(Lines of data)
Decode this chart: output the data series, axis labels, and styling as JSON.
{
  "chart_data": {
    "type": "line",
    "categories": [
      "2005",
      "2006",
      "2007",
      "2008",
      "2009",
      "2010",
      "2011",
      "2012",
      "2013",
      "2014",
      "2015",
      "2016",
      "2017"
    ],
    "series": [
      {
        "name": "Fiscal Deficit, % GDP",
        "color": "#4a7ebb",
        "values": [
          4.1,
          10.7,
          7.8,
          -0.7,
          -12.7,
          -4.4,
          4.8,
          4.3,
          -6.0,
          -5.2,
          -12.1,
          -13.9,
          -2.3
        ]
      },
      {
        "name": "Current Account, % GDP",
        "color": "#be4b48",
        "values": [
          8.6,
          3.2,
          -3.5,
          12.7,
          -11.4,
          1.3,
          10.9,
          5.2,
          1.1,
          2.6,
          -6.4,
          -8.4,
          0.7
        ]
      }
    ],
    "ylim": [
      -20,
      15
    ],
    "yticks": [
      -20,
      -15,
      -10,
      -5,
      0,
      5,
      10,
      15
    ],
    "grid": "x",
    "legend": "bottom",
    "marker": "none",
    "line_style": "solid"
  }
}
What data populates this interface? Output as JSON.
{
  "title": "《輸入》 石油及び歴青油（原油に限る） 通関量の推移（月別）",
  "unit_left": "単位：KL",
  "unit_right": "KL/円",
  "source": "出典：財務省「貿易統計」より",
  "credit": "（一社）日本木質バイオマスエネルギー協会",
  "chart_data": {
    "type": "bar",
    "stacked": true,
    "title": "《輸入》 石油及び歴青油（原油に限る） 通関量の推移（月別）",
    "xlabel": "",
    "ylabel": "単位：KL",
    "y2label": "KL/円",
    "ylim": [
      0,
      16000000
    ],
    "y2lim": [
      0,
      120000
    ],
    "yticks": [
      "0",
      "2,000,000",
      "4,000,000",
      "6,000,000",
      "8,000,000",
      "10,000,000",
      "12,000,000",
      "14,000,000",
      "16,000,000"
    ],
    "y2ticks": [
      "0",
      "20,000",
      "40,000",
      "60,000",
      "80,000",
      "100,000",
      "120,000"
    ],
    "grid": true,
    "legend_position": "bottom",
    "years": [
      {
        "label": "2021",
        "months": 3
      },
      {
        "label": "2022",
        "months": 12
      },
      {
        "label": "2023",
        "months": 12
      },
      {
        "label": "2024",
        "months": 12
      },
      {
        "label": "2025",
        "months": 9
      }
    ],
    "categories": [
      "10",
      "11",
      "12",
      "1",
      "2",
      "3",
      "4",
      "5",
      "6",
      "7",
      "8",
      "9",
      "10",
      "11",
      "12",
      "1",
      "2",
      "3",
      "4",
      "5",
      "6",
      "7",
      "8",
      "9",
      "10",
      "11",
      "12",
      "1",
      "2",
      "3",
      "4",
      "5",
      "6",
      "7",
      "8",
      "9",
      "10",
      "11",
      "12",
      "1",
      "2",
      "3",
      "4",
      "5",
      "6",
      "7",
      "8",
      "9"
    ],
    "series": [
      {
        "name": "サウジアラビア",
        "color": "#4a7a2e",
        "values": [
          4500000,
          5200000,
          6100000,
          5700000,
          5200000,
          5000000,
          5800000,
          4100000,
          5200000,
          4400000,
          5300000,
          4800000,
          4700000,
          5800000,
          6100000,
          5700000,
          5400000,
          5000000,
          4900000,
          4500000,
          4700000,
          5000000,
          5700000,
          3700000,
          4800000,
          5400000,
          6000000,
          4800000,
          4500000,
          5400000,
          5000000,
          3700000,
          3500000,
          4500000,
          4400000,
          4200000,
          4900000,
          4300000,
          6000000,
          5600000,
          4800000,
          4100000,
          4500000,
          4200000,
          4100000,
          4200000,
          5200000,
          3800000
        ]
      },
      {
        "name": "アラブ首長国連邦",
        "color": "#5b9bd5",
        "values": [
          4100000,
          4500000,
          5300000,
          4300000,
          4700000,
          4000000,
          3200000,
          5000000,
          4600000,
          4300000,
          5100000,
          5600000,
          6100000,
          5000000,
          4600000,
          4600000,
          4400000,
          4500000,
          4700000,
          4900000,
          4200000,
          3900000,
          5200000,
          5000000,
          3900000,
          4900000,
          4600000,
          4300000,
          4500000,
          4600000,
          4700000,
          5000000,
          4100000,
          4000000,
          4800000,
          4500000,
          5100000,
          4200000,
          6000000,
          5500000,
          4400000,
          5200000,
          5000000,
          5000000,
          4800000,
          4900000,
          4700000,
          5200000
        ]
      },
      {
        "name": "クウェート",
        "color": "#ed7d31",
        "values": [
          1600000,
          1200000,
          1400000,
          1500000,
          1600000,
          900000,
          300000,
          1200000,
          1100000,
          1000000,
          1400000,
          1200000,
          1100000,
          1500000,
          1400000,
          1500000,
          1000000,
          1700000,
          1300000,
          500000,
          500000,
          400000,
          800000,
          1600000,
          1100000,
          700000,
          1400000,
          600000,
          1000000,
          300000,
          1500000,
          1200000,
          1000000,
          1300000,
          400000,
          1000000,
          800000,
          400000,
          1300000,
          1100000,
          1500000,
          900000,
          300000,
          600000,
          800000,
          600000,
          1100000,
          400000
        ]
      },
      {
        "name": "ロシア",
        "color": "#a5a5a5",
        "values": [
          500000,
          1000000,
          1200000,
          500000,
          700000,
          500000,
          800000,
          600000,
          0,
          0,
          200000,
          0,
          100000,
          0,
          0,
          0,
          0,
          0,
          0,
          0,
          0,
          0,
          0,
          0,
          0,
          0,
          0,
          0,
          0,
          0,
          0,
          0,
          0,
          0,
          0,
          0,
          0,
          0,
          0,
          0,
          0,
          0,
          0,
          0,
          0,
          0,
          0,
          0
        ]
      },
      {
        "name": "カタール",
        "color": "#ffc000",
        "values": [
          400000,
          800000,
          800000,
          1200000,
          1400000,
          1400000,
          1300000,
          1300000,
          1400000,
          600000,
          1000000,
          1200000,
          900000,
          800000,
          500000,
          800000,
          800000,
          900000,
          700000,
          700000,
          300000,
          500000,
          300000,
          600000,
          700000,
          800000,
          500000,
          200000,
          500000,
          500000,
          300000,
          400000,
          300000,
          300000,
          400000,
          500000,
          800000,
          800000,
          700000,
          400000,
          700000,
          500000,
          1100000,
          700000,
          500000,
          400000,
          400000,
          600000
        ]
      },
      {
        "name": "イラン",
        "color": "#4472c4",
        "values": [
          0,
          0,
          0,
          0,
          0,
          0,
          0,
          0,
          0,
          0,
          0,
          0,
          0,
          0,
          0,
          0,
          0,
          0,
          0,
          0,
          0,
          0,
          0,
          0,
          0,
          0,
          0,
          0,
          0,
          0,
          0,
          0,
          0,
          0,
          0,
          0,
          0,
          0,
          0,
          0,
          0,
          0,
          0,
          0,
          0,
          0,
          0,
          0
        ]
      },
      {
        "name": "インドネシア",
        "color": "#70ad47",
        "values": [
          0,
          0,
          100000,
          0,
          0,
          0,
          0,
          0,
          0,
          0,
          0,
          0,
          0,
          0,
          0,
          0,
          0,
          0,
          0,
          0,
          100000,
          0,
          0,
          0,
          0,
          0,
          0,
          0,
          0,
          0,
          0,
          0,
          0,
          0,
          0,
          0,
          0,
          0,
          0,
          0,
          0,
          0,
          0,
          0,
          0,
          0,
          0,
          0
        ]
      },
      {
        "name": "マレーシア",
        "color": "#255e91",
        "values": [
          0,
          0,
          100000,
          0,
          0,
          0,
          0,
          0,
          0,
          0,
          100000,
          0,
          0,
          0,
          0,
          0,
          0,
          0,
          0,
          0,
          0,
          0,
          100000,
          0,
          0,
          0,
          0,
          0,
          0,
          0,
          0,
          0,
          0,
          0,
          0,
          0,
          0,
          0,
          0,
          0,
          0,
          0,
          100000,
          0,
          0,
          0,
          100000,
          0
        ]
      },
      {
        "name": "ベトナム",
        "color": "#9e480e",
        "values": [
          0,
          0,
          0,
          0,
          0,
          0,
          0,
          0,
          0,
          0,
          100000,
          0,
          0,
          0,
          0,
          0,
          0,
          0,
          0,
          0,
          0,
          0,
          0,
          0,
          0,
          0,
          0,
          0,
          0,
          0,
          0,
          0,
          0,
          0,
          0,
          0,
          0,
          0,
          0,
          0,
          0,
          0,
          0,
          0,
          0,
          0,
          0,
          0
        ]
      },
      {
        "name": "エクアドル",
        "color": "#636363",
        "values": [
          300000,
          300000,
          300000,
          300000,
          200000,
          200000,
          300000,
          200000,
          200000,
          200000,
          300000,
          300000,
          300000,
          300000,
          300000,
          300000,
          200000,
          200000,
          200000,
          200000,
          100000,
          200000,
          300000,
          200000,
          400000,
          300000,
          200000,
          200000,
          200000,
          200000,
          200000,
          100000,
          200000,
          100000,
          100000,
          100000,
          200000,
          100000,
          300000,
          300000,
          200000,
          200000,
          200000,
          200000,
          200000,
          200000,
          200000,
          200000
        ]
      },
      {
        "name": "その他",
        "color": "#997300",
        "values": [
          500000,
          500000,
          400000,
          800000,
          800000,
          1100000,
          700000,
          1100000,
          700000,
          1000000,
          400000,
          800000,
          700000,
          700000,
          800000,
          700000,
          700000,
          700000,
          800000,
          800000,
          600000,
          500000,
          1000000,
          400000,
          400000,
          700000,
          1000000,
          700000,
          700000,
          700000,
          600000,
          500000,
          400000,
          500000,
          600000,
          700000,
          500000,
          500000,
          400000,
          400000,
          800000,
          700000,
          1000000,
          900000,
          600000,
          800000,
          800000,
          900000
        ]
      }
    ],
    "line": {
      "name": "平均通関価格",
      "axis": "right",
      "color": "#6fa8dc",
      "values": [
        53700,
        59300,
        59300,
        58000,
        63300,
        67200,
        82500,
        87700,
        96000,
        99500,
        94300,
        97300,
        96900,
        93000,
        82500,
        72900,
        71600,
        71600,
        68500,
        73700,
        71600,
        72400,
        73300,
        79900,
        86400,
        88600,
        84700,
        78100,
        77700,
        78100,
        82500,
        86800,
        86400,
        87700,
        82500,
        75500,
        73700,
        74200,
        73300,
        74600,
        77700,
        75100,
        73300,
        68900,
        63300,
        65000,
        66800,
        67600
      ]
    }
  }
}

» **WORK INSTRUCTIONS**
Say how many lines contain the string "this", giving nothing but the count.

» **RIGHT ANSWER**
2